● Given task:
A single number is the answer here: how many lines of the entries contain "filter"?

═══ Input records ═══

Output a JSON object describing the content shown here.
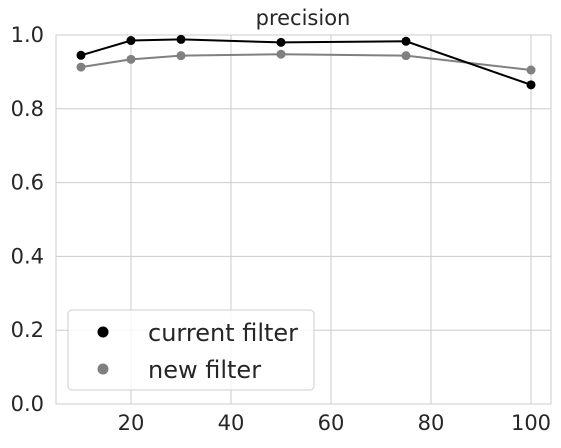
{
  "chart_data": {
    "type": "line",
    "title": "precision",
    "xlabel": "",
    "ylabel": "",
    "x": [
      10,
      20,
      30,
      50,
      75,
      100
    ],
    "xlim": [
      5,
      104
    ],
    "ylim": [
      0.0,
      1.0
    ],
    "xticks": [
      "20",
      "40",
      "60",
      "80",
      "100"
    ],
    "xtick_values": [
      20,
      40,
      60,
      80,
      100
    ],
    "yticks": [
      "0.0",
      "0.2",
      "0.4",
      "0.6",
      "0.8",
      "1.0"
    ],
    "ytick_values": [
      0.0,
      0.2,
      0.4,
      0.6,
      0.8,
      1.0
    ],
    "grid": true,
    "legend_position": "lower-left",
    "series": [
      {
        "name": "current filter",
        "color": "#000000",
        "values": [
          0.945,
          0.985,
          0.988,
          0.98,
          0.983,
          0.865
        ]
      },
      {
        "name": "new filter",
        "color": "#808080",
        "values": [
          0.913,
          0.934,
          0.944,
          0.948,
          0.944,
          0.905
        ]
      }
    ]
  }
}
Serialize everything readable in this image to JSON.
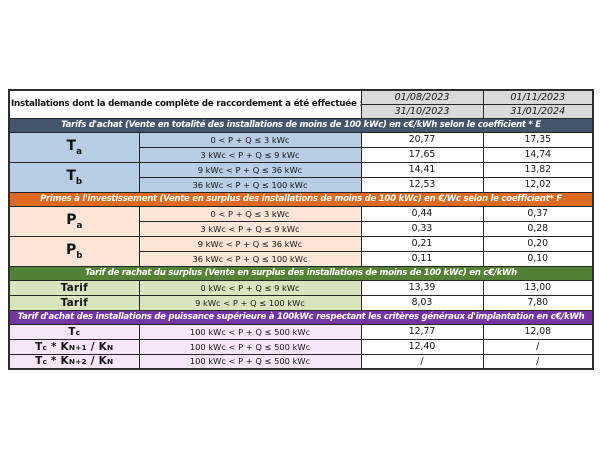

═══

● Exercise answer:
2